* **SET EXERCISE**
Copy out all lines that carry the word "reviews".

* **RECORDED INFORMATION**

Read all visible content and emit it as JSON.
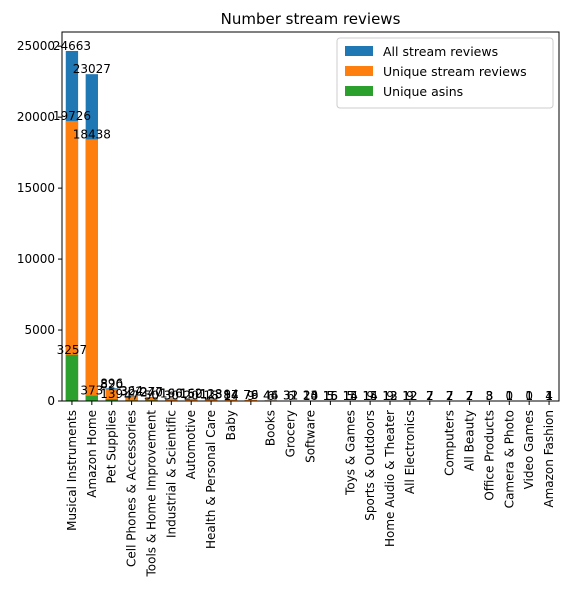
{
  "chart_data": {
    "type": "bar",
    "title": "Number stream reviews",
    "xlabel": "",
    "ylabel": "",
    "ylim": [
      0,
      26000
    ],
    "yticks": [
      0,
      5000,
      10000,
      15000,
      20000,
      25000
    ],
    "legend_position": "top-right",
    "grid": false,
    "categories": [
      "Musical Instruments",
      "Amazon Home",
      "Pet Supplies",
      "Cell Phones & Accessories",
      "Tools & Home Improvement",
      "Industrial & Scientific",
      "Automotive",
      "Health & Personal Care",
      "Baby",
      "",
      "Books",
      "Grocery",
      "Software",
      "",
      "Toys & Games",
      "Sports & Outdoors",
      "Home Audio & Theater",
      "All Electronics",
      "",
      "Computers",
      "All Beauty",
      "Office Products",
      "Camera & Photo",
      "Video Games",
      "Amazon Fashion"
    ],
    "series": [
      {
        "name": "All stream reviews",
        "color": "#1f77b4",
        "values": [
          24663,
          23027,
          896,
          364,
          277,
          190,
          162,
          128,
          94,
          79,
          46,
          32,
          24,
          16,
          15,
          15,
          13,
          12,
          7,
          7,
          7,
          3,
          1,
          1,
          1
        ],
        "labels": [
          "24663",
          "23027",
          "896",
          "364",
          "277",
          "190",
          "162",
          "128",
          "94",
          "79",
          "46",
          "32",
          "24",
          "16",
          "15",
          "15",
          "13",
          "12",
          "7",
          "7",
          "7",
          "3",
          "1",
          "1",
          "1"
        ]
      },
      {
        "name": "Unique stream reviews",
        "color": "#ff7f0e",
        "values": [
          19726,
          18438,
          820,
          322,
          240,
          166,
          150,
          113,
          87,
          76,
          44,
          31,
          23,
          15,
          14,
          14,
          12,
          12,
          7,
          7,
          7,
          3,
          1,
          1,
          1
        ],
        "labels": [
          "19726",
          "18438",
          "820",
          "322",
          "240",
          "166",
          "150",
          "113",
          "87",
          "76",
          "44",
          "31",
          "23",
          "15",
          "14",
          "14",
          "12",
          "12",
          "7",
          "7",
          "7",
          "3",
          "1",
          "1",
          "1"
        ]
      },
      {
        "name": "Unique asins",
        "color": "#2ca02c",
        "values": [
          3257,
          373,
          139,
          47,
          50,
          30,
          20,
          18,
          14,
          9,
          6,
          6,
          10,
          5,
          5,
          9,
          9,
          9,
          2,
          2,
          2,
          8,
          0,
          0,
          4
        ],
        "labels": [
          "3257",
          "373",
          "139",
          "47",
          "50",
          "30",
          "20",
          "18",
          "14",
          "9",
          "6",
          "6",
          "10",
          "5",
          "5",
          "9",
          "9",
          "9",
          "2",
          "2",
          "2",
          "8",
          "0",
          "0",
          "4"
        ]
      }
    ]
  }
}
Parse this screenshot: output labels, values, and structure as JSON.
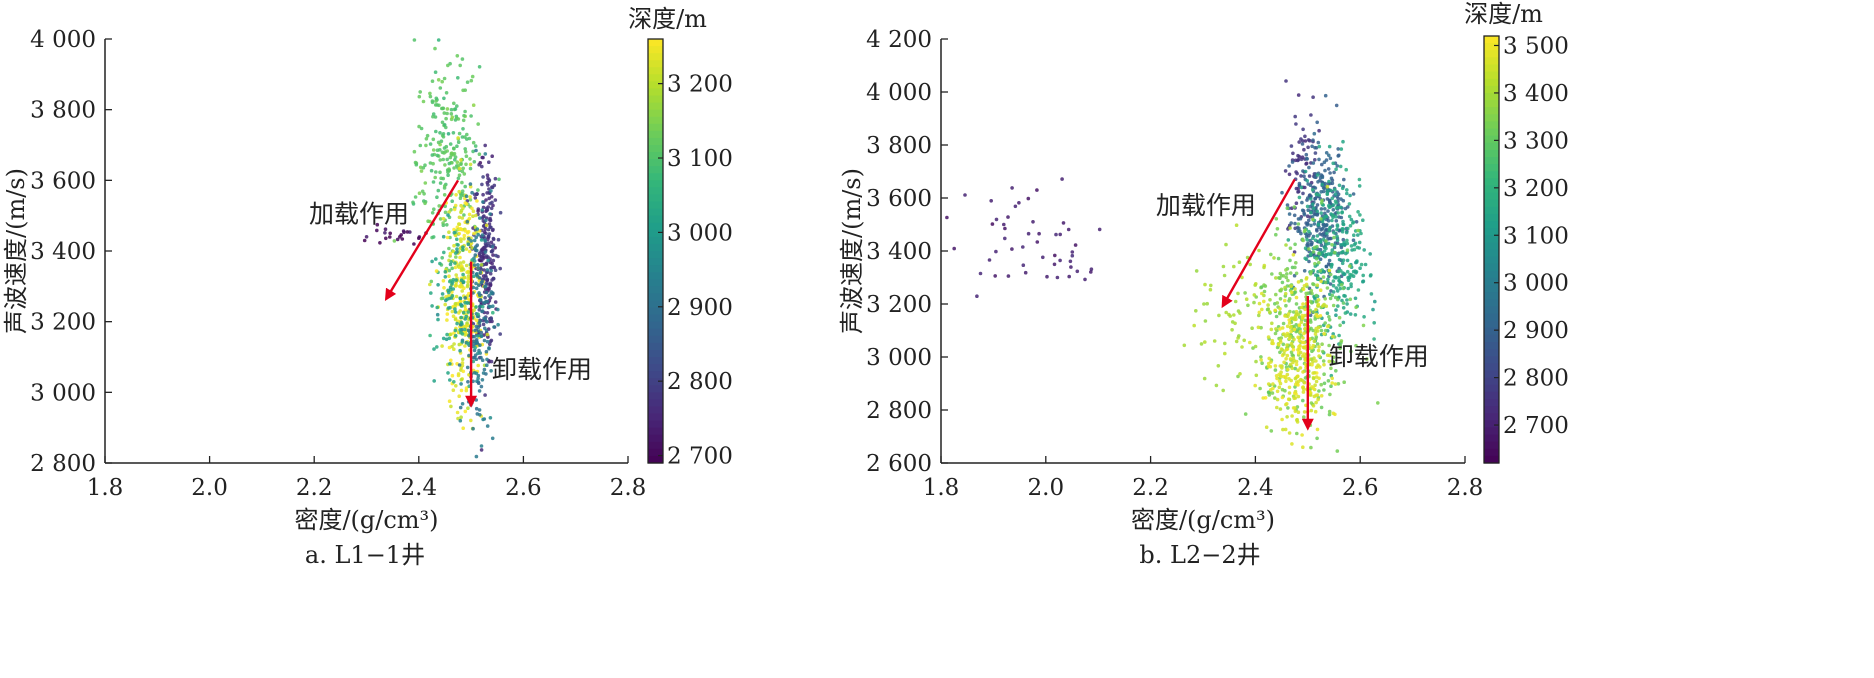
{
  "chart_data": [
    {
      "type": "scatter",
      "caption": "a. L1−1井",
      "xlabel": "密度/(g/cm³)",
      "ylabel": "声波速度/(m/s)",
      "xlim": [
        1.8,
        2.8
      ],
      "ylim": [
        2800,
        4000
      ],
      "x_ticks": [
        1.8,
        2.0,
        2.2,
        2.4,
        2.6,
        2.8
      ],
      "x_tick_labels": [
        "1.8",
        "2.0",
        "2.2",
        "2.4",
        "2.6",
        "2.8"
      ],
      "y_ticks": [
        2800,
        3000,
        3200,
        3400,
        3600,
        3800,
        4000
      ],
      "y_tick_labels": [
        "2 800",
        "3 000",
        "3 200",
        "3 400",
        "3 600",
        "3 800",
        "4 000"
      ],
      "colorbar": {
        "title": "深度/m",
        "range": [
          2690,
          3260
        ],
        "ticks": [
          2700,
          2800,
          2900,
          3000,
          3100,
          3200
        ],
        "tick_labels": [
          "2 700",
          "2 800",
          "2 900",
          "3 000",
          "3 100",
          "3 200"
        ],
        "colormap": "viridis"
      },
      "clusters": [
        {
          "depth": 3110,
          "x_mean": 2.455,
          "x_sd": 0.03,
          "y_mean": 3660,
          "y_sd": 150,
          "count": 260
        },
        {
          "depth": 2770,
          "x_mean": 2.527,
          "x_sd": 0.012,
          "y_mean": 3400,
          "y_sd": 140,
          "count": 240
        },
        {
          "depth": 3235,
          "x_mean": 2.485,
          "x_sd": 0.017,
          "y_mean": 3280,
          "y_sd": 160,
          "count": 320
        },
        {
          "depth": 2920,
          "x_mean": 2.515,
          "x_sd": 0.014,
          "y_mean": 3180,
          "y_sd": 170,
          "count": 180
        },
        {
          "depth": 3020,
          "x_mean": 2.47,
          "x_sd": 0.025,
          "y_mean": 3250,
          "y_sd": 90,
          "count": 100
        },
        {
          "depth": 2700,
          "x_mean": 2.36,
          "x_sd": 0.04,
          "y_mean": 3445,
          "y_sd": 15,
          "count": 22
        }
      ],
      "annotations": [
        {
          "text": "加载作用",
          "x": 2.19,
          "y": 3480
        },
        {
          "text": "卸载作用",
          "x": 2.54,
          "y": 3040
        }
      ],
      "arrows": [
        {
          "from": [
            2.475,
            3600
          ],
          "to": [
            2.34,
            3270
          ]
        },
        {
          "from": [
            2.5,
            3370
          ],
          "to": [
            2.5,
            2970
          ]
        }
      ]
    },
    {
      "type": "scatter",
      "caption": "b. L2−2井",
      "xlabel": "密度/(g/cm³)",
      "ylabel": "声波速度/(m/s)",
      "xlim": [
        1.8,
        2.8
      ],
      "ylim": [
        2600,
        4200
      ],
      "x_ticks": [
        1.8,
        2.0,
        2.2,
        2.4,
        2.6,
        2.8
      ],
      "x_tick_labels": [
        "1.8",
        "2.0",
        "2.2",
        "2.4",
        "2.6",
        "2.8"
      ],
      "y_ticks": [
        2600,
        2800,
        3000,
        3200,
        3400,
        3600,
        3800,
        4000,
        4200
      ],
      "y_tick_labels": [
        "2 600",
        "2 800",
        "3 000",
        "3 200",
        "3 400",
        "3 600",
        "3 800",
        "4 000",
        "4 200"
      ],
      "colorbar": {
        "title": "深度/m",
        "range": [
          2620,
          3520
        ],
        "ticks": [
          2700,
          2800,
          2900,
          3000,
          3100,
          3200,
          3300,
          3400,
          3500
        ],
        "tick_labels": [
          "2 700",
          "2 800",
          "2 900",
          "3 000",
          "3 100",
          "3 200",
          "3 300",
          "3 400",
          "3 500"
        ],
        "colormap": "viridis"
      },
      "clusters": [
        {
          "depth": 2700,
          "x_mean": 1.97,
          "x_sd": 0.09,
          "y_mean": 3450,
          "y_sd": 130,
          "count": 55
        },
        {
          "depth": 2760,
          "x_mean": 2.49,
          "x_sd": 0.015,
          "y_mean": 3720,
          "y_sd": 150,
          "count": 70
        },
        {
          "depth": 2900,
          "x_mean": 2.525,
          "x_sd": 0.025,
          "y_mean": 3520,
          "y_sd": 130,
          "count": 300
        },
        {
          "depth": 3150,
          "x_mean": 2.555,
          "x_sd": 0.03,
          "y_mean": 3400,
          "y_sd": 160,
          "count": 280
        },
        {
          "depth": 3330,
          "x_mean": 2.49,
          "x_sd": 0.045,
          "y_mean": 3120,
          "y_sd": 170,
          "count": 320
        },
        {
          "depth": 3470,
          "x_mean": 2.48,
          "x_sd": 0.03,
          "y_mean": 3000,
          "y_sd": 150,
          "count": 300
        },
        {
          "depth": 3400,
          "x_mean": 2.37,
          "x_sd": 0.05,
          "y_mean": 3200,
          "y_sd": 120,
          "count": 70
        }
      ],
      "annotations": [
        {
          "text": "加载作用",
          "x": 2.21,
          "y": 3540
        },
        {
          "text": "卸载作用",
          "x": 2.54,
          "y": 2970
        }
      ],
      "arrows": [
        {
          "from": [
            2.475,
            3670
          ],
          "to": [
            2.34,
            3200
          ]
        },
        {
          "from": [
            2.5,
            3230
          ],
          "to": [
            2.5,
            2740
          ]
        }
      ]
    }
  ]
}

* **TASK SOLUTION**
    "title": "Number stream reviews",
        "name": "All stream reviews",
        "name": "Unique stream reviews",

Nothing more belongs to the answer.